- [EXERCISES TO COMPLETE]:
A: Check each statement against the passage on atopic and contact dermatitis. For each, answer yes or no and quote the words of the passage that decide it. (i) The immune response in AD is predominantly Th1. (ii) The immune response to CD is classified as type IVa under the Gell and Coombs classification. (iii) The patch test is advised only for patients with acute conditions.
B: Continue the passage on atopic and contact dermatitis, starting after its last sentence.

[EXERCISE TEXT Boundary: Start]

The AD pathophysiology is represented by alterations in the stratum corneum, resulting from decreased levels of long-chain fatty acids, ceramides, and intracellular lipids; this contributes to greater transepithelial dehydration and increased permeability to allergens. The immune response is predominantly Th2 and Th22, stimulating the production of B lymphocytes and IgE by interleukins. On the other hand, the immune response to CD is characterized as type IVa, according to Gell and Coombs classification, which is a Th1 response, with the release of cytokines and activation of macrophages (13).
As known, AD begins with cutaneous alterations mediated by the Th2 response during the chronic phase, and the inflammatory process is described as a shift to the action of the Th1 response. Exposure and entry of allergens/irritants initiate a change in the upregulation of the Th2 response, reinforcing the effects of AD and creating interaction between the responses to AD and CD (14). Therefore, the correlation between the conditions must be evaluated because patients with AD have an incompetent skin barrier and may present sensitization to substances. It is advisable to carry out the patch test in patients with acute or chronic conditions, especially when treatment does not lead to resolution, indicating the possibility of the associated allergic CD where AD does not respond well to the treatment (15).

[EXERCISE TEXT Boundary: End]
[LISTED ENTRIES Boundary: Start]

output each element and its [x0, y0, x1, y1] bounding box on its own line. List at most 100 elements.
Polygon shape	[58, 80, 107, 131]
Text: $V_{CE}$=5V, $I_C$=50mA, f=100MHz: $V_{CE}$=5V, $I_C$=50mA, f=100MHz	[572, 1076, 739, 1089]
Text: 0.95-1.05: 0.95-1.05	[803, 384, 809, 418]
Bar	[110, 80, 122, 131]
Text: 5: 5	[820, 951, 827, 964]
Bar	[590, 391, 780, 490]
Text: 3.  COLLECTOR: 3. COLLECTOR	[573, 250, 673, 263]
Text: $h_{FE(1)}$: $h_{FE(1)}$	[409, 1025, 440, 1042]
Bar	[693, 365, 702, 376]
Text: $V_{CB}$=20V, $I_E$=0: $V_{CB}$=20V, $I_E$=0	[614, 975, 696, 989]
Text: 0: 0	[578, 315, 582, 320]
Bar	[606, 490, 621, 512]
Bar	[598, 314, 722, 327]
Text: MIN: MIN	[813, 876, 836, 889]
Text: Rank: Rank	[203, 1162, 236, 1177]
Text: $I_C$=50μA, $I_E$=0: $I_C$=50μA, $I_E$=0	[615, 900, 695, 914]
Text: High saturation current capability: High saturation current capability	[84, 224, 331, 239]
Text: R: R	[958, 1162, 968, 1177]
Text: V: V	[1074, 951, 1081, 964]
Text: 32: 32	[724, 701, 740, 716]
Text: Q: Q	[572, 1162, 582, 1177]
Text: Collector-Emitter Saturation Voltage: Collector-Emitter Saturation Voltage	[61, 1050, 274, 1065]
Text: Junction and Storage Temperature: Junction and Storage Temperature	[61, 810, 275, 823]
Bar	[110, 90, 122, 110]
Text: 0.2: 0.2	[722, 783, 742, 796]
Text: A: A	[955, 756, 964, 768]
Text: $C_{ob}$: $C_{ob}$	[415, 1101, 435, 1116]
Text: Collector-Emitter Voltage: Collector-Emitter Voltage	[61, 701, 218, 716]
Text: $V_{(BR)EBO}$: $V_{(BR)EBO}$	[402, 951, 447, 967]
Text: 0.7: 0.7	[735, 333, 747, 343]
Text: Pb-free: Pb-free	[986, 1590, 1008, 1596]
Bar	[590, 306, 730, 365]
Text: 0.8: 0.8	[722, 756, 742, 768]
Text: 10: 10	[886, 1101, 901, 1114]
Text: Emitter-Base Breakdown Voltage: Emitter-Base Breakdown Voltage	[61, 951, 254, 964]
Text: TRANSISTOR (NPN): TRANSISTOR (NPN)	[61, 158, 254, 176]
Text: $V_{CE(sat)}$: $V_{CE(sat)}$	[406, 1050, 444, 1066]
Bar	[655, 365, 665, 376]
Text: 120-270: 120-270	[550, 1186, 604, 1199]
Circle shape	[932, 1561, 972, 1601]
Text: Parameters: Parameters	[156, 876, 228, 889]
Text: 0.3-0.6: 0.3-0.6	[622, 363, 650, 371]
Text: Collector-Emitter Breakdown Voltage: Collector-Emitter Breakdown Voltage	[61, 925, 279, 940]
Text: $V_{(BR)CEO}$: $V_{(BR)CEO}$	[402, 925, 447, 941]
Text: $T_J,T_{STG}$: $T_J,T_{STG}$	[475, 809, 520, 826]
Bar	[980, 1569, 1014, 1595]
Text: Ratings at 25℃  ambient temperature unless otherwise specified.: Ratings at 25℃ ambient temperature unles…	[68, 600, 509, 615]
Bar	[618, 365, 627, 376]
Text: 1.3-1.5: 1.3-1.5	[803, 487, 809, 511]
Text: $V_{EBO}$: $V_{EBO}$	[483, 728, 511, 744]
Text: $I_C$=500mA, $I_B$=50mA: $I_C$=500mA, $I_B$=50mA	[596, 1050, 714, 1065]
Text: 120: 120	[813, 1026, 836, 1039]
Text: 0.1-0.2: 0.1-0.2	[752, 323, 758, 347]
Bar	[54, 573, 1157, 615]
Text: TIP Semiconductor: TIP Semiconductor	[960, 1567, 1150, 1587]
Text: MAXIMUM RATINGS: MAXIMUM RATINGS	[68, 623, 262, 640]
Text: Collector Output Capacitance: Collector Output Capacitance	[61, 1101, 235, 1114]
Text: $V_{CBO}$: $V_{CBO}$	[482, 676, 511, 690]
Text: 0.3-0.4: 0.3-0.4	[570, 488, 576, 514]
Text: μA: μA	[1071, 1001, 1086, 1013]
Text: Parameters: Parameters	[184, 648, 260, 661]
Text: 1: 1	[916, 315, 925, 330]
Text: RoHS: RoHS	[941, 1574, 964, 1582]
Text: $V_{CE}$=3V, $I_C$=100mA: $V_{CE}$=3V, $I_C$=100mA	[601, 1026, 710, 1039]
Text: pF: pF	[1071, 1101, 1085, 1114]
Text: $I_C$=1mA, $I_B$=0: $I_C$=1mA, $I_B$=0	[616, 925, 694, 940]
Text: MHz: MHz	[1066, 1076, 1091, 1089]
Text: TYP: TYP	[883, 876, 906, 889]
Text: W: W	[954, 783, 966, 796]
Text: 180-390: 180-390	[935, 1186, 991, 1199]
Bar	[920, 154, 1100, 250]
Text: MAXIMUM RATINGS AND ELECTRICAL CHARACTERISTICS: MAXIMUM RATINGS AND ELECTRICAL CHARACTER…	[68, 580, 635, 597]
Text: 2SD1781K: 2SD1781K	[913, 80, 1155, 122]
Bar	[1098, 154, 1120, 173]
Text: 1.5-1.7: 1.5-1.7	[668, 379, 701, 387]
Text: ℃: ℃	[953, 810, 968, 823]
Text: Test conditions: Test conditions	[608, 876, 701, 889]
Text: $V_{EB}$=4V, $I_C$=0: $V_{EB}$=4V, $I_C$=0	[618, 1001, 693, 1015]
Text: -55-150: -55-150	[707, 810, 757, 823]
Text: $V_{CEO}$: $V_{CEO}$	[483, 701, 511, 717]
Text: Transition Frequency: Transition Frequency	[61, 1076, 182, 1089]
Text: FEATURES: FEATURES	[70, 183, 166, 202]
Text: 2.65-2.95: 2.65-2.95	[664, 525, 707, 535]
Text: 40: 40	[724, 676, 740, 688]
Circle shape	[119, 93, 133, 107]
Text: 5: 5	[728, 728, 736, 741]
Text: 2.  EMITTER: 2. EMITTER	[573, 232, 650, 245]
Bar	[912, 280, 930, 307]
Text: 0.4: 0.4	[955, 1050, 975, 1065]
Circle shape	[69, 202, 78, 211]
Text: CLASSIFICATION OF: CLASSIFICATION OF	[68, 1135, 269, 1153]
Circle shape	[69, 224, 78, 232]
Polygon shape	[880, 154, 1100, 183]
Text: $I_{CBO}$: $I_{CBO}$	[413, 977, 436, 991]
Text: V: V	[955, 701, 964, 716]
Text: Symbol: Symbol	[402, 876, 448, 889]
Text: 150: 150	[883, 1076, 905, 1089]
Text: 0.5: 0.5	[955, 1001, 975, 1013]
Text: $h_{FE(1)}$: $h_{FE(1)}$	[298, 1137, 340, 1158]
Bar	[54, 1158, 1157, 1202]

[LISTED ENTRIES Boundary: End]

- [ANSWER LIST]:
A:
(i) No: "The immune response is predominantly Th2 and Th22"
(ii) Yes: "the immune response to CD is characterized as type IVa, according to Gell and Coombs classification"
(iii) No: "It is advisable to carry out the patch test in patients with acute or chronic conditions"

B:
Corticosteroids are widely used to treat pathologies due to their anti-inflammatory and immunosuppressive nature; they can, however, be responsible for hypersensitivity reactions. The increased risk of contact allergy to corticosteroids is related to the disease duration and the duration of topical steroids. Sensitization results from the products of glucocorticosteroid degradation after their conversion in the epidermis, giving rise to the hapten known as glyoxal, which has a high capacity for allergic induction after making a combination with a protein (16). According to studies, contact allergies to glucocorticosteroids may affect 12.8% of patients with AD, 20% of patients with contact eczema, and 40% of patients with chronic leg ulcers (17).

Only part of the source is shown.